[start]

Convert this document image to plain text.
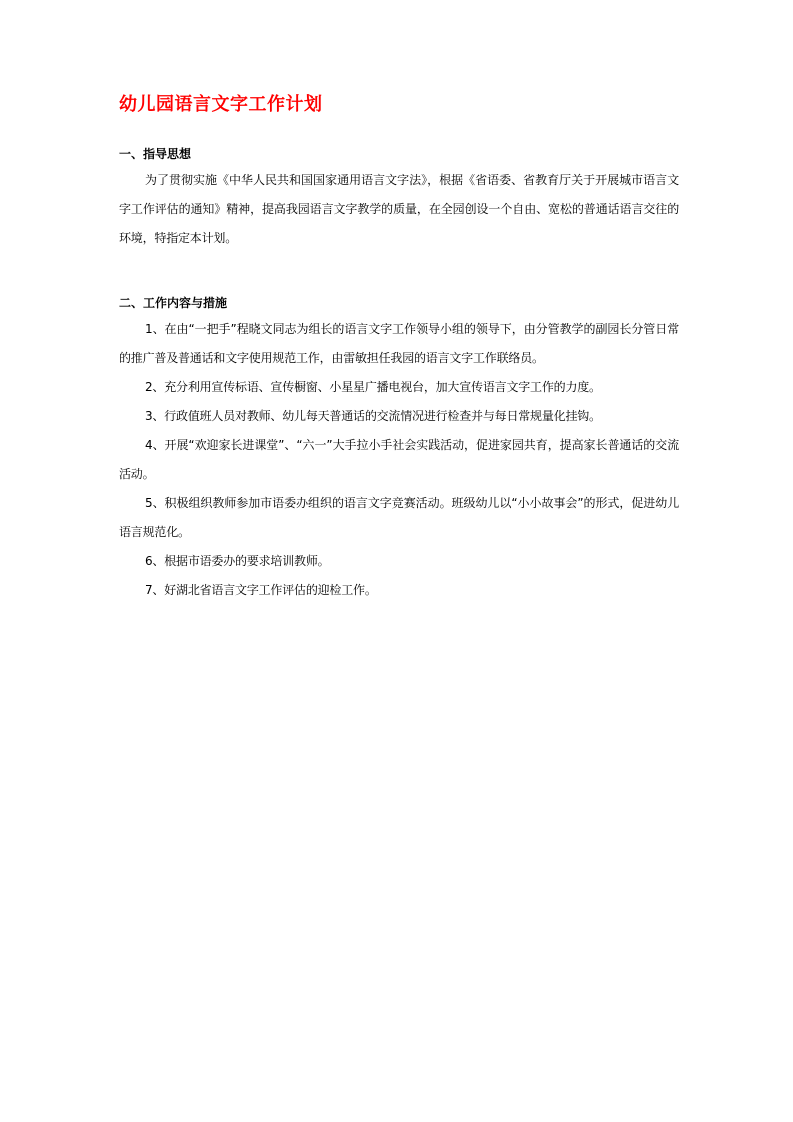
幼儿园语言文字工作计划
一、指导思想

为了贯彻实施《中华人民共和国国家通用语言文字法》，根据《省语委、省教育厅关于开展城市语言文字工作评估的通知》精神，提高我园语言文字教学的质量，在全园创设一个自由、宽松的普通话语言交往的环境，特指定本计划。

二、工作内容与措施

1、在由“一把手”程晓文同志为组长的语言文字工作领导小组的领导下，由分管教学的副园长分管日常的推广普及普通话和文字使用规范工作，由雷敏担任我园的语言文字工作联络员。

2、充分利用宣传标语、宣传橱窗、小星星广播电视台，加大宣传语言文字工作的力度。

3、行政值班人员对教师、幼儿每天普通话的交流情况进行检查并与每日常规量化挂钩。

4、开展“欢迎家长进课堂”、“六一”大手拉小手社会实践活动，促进家园共育，提高家长普通话的交流活动。

5、积极组织教师参加市语委办组织的语言文字竞赛活动。班级幼儿以“小小故事会”的形式，促进幼儿语言规范化。

6、根据市语委办的要求培训教师。

7、好湖北省语言文字工作评估的迎检工作。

[end]

> _Written exercise_: Copy every line above word for word and exclude the pictures.

> _Written solution_:
Convert this document image to plain text.
幼儿园语言文字工作计划
一、指导思想

为了贯彻实施《中华人民共和国国家通用语言文字法》，根据《省语委、省教育厅关于开展城市语言文字工作评估的通知》精神，提高我园语言文字教学的质量，在全园创设一个自由、宽松的普通话语言交往的环境，特指定本计划。

二、工作内容与措施

1、在由“一把手”程晓文同志为组长的语言文字工作领导小组的领导下，由分管教学的副园长分管日常的推广普及普通话和文字使用规范工作，由雷敏担任我园的语言文字工作联络员。

2、充分利用宣传标语、宣传橱窗、小星星广播电视台，加大宣传语言文字工作的力度。

3、行政值班人员对教师、幼儿每天普通话的交流情况进行检查并与每日常规量化挂钩。

4、开展“欢迎家长进课堂”、“六一”大手拉小手社会实践活动，促进家园共育，提高家长普通话的交流活动。

5、积极组织教师参加市语委办组织的语言文字竞赛活动。班级幼儿以“小小故事会”的形式，促进幼儿语言规范化。

6、根据市语委办的要求培训教师。

7、好湖北省语言文字工作评估的迎检工作。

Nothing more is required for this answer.